A block of data:
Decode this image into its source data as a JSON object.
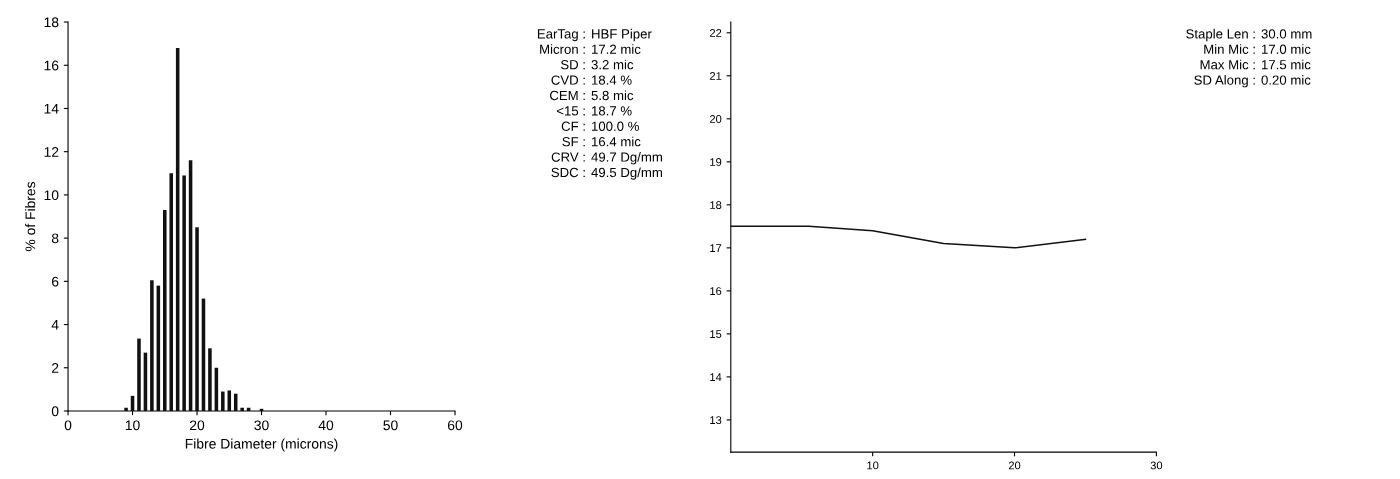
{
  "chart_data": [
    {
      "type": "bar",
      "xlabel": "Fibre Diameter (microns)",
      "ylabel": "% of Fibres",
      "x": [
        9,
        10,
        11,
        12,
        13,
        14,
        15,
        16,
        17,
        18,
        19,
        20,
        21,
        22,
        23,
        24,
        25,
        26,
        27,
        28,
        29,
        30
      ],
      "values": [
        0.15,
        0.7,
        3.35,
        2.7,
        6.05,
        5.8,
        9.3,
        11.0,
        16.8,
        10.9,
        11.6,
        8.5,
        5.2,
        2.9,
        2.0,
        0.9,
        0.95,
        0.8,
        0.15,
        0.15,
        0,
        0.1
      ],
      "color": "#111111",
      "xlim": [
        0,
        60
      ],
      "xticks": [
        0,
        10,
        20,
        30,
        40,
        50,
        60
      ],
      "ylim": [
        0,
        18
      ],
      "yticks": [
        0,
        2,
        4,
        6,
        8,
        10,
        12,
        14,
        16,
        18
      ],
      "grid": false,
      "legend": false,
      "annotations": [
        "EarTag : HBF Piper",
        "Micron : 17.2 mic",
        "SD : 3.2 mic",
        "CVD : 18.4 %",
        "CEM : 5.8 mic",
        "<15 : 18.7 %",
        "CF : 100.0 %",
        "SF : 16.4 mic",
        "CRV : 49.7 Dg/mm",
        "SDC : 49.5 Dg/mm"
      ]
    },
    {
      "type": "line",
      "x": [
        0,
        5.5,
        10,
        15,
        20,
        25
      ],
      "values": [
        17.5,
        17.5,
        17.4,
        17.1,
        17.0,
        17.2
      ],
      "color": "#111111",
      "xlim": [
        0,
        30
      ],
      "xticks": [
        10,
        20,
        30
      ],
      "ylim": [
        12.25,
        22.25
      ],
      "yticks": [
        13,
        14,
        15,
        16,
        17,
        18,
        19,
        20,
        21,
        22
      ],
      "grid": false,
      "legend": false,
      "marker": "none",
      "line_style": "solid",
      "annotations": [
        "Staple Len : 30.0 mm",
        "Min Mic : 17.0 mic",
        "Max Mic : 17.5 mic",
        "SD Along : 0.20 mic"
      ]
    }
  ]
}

---

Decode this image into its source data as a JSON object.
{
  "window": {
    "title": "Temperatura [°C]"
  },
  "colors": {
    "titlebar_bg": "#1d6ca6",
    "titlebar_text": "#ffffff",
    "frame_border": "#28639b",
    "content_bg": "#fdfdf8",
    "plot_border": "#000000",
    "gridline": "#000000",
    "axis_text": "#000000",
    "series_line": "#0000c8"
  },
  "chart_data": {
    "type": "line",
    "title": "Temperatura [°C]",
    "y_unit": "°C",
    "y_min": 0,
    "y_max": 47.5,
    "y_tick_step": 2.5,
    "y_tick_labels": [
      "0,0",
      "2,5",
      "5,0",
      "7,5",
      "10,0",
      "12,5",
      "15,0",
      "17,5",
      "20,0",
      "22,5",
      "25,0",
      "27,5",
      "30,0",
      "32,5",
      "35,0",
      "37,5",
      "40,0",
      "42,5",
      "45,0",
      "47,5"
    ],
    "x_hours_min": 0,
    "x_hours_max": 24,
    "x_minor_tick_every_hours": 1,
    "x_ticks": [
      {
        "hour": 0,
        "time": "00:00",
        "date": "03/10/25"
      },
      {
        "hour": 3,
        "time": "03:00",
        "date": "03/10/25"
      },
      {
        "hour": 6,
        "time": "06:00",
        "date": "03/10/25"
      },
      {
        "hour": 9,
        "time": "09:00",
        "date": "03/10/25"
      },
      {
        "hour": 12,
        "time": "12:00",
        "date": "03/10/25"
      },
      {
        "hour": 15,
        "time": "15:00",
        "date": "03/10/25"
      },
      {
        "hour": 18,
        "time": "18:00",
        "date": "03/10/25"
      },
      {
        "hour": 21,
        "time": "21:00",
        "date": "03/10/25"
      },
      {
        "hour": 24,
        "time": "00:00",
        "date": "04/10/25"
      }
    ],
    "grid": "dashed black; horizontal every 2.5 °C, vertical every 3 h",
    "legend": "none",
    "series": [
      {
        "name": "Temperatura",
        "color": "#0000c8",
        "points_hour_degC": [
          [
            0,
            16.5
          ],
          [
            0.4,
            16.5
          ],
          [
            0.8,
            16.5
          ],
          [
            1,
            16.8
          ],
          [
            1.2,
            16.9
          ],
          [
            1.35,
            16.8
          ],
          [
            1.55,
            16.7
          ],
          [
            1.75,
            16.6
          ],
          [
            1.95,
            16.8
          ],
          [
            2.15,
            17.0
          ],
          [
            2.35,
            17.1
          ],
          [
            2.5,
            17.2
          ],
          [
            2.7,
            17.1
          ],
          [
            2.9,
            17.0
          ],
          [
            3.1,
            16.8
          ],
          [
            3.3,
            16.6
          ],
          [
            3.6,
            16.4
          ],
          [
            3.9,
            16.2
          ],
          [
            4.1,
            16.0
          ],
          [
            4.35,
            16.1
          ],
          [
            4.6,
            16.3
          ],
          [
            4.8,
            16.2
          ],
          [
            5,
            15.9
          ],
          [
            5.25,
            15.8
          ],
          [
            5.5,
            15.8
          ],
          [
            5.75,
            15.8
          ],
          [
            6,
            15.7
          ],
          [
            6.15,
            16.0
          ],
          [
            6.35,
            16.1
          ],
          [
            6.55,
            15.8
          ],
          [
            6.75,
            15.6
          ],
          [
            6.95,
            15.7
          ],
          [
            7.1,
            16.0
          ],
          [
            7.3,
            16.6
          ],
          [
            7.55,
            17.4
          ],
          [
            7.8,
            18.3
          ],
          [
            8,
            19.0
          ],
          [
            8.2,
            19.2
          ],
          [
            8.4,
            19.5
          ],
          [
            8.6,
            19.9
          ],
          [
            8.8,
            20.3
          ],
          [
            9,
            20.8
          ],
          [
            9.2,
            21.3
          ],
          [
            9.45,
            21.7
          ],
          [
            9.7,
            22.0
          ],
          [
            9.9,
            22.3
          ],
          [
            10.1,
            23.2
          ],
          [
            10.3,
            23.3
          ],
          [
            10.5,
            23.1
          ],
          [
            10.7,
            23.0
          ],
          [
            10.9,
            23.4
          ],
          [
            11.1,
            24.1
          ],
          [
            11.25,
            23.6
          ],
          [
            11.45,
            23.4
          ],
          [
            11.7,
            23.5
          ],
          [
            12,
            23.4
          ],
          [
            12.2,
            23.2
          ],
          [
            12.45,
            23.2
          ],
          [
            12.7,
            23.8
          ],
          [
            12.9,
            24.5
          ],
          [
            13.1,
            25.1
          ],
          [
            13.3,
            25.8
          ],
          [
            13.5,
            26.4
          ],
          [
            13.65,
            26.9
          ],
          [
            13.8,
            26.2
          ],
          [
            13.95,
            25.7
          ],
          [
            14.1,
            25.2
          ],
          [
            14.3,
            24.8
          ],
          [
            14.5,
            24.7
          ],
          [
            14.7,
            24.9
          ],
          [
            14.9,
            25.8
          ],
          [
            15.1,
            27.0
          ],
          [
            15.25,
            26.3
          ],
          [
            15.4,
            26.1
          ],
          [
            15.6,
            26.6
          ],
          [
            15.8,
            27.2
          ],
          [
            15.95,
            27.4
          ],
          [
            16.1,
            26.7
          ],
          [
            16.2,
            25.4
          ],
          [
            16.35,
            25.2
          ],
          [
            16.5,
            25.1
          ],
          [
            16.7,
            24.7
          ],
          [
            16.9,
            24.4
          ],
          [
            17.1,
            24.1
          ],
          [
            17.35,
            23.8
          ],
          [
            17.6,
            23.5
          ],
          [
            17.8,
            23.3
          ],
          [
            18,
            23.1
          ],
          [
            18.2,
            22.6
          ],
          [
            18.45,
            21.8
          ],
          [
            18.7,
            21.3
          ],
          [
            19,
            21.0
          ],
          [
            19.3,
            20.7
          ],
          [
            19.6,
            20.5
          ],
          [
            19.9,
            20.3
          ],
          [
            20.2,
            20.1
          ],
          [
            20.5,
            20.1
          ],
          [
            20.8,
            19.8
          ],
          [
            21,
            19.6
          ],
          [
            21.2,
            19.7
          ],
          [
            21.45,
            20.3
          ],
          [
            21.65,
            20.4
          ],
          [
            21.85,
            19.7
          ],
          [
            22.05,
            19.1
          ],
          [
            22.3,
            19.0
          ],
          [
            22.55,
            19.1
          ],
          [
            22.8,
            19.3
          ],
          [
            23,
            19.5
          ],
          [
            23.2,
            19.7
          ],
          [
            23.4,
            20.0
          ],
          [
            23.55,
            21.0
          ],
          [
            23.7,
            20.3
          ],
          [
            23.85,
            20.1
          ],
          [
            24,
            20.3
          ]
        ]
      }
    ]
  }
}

STATED GOAL:
Where a line above contains the word "time", copy that line.

RESPONSE TO THE TASK:
        "time": "00:00",
        "time": "03:00",
        "time": "06:00",
        "time": "09:00",
        "time": "12:00",
        "time": "15:00",
        "time": "18:00",
        "time": "21:00",
        "time": "00:00",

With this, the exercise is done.